** WHAT IS EXPECTED **
Report the number of lines that include "style", with no additional text.

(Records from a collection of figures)
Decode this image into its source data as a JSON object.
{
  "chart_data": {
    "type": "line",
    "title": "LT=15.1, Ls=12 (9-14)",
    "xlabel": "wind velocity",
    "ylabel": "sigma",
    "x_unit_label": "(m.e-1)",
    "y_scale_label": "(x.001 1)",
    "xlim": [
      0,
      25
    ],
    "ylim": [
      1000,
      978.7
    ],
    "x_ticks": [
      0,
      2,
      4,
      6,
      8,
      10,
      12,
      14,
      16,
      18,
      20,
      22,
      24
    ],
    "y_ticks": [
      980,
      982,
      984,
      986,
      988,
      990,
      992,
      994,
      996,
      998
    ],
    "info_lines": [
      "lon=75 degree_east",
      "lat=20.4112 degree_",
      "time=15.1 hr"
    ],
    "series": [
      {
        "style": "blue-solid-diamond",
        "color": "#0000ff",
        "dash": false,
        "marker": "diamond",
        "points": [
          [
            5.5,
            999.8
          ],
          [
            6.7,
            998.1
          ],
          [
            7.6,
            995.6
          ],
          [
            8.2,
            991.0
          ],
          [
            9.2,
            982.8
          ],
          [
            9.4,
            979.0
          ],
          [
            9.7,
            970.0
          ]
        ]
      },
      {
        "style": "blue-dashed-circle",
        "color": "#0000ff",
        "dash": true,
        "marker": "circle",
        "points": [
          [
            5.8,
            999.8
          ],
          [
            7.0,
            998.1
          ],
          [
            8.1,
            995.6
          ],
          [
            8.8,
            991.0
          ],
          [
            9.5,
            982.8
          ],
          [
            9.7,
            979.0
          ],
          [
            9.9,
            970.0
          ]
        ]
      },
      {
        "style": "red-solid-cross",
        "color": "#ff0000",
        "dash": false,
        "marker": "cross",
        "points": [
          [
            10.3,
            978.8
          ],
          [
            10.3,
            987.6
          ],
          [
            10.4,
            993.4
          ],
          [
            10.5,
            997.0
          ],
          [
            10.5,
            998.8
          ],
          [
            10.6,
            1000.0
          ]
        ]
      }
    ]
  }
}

** SOLUTION **
3